STATED PROBLEM: Quote word for word the lines of the material below, starting at the line that contains "dry-adiabat-line [90,403,340,642]" and stopping after the line that contains "x-tick-label: −20 [223,652,253,668]".

Some records
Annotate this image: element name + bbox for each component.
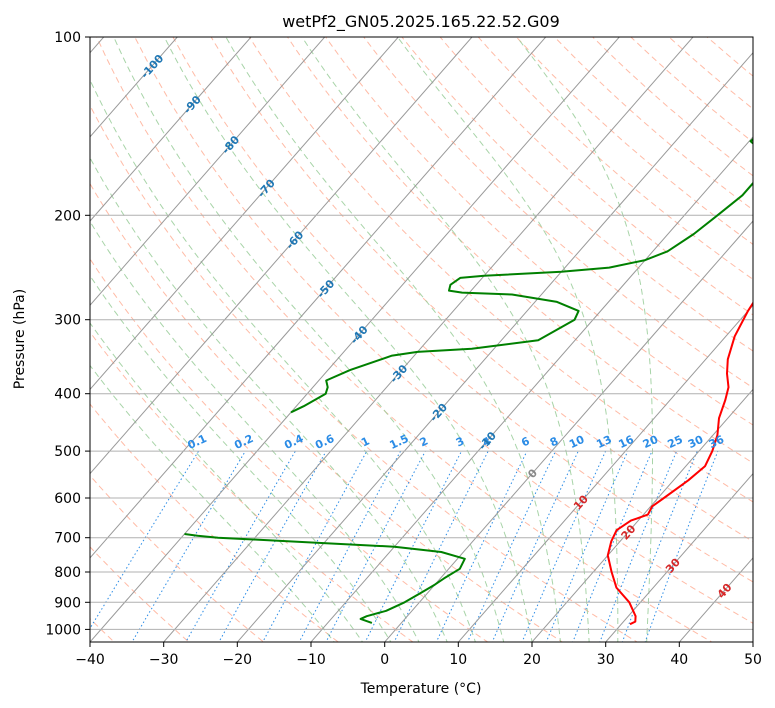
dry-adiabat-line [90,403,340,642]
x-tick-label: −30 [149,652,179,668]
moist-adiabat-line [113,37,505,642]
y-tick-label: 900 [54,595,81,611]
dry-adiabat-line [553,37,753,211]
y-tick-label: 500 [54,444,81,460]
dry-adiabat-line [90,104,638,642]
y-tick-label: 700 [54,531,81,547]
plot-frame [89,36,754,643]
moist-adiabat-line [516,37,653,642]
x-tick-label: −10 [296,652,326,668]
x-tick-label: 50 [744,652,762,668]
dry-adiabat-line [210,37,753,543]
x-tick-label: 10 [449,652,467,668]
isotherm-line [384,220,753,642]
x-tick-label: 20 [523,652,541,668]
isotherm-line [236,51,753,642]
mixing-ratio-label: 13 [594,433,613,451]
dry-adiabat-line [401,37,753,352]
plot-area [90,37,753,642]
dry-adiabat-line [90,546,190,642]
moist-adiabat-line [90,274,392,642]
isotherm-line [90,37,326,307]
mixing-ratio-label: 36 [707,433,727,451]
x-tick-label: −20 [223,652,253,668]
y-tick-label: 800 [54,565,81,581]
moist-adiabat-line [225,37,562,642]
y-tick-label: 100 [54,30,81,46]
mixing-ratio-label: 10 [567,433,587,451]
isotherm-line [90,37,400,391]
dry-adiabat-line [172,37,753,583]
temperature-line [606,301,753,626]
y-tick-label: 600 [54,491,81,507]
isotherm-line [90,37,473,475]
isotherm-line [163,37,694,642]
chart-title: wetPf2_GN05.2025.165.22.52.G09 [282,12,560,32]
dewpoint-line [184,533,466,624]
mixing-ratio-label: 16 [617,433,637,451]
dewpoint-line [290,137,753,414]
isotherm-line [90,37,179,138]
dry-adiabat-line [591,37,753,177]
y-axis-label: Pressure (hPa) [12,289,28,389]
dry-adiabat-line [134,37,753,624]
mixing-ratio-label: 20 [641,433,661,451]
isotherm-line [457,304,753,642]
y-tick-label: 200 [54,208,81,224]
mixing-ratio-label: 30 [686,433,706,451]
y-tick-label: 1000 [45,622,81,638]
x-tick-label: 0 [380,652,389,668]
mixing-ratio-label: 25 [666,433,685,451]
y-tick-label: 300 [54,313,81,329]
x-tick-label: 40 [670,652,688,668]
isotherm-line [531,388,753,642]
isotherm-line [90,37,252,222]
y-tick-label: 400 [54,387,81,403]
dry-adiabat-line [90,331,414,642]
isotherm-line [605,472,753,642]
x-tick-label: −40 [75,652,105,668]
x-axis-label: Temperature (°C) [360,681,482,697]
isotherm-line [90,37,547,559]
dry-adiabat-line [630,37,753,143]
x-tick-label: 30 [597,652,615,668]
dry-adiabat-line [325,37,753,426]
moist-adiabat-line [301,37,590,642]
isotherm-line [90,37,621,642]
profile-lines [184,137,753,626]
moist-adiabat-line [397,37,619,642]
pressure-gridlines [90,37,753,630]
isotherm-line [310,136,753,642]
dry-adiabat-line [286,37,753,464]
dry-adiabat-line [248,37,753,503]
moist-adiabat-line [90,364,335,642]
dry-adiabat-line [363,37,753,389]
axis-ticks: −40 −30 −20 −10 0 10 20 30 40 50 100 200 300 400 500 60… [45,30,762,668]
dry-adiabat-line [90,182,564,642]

==

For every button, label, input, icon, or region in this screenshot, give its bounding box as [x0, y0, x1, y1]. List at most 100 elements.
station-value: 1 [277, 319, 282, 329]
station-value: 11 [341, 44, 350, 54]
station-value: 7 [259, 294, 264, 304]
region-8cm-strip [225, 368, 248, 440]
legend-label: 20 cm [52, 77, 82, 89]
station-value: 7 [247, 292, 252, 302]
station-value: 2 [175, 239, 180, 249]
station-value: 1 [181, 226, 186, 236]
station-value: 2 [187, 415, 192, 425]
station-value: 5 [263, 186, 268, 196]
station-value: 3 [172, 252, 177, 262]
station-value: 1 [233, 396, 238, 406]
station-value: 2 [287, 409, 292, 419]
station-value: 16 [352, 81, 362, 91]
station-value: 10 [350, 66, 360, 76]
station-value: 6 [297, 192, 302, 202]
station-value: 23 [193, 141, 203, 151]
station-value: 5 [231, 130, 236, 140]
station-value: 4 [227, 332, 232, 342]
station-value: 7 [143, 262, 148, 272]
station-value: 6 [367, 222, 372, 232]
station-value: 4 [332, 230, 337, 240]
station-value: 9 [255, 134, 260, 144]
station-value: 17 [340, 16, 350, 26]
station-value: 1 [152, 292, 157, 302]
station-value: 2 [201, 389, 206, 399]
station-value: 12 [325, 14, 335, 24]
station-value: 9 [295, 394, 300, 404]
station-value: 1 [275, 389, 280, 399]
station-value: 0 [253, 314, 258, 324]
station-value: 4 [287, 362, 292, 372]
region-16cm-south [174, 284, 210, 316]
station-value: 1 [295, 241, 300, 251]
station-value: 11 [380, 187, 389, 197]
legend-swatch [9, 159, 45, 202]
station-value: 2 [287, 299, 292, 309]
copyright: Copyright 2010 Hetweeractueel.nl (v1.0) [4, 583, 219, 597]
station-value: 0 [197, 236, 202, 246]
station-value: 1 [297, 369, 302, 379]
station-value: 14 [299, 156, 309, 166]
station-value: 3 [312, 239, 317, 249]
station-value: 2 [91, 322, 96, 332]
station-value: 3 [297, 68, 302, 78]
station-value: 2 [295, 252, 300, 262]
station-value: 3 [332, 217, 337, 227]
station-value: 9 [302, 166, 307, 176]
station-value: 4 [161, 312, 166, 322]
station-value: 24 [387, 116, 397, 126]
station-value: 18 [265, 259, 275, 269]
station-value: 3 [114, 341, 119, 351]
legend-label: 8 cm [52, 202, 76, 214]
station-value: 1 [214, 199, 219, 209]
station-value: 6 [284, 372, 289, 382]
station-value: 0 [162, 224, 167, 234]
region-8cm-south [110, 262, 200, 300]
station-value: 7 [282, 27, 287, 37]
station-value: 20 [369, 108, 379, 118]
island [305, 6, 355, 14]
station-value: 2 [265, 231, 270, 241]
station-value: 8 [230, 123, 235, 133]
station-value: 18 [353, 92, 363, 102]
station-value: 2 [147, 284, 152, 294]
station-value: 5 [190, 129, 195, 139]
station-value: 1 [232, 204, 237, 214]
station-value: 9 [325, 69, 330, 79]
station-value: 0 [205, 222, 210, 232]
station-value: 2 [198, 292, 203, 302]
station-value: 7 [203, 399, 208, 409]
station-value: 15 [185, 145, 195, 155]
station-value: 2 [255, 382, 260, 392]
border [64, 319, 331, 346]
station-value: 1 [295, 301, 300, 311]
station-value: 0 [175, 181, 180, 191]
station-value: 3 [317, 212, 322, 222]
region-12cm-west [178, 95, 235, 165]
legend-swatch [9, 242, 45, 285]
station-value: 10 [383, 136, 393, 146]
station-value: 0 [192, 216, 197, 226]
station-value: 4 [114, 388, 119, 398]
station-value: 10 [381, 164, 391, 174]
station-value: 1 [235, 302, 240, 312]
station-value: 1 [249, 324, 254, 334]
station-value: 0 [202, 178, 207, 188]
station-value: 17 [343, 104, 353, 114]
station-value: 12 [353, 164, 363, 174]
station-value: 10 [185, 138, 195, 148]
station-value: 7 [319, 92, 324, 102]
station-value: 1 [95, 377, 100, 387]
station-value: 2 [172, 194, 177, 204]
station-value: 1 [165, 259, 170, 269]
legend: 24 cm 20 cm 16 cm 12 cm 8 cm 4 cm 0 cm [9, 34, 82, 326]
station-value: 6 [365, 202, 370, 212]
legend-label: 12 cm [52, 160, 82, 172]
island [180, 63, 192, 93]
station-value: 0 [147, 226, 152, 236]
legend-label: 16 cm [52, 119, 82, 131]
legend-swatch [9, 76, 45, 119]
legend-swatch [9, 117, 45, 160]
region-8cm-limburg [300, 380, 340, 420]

TASK RESULT:
dry-adiabat-line [90,403,340,642]
x-tick-label: −30 [149,652,179,668]
moist-adiabat-line [113,37,505,642]
y-tick-label: 900 [54,595,81,611]
dry-adiabat-line [553,37,753,211]
y-tick-label: 500 [54,444,81,460]
dry-adiabat-line [90,104,638,642]
y-tick-label: 700 [54,531,81,547]
plot-frame [89,36,754,643]
moist-adiabat-line [516,37,653,642]
x-tick-label: −10 [296,652,326,668]
x-tick-label: 50 [744,652,762,668]
dry-adiabat-line [210,37,753,543]
x-tick-label: 10 [449,652,467,668]
isotherm-line [384,220,753,642]
x-tick-label: 20 [523,652,541,668]
isotherm-line [236,51,753,642]
mixing-ratio-label: 13 [594,433,613,451]
dry-adiabat-line [401,37,753,352]
plot-area [90,37,753,642]
dry-adiabat-line [90,546,190,642]
moist-adiabat-line [90,274,392,642]
isotherm-line [90,37,326,307]
mixing-ratio-label: 36 [707,433,727,451]
x-tick-label: −20 [223,652,253,668]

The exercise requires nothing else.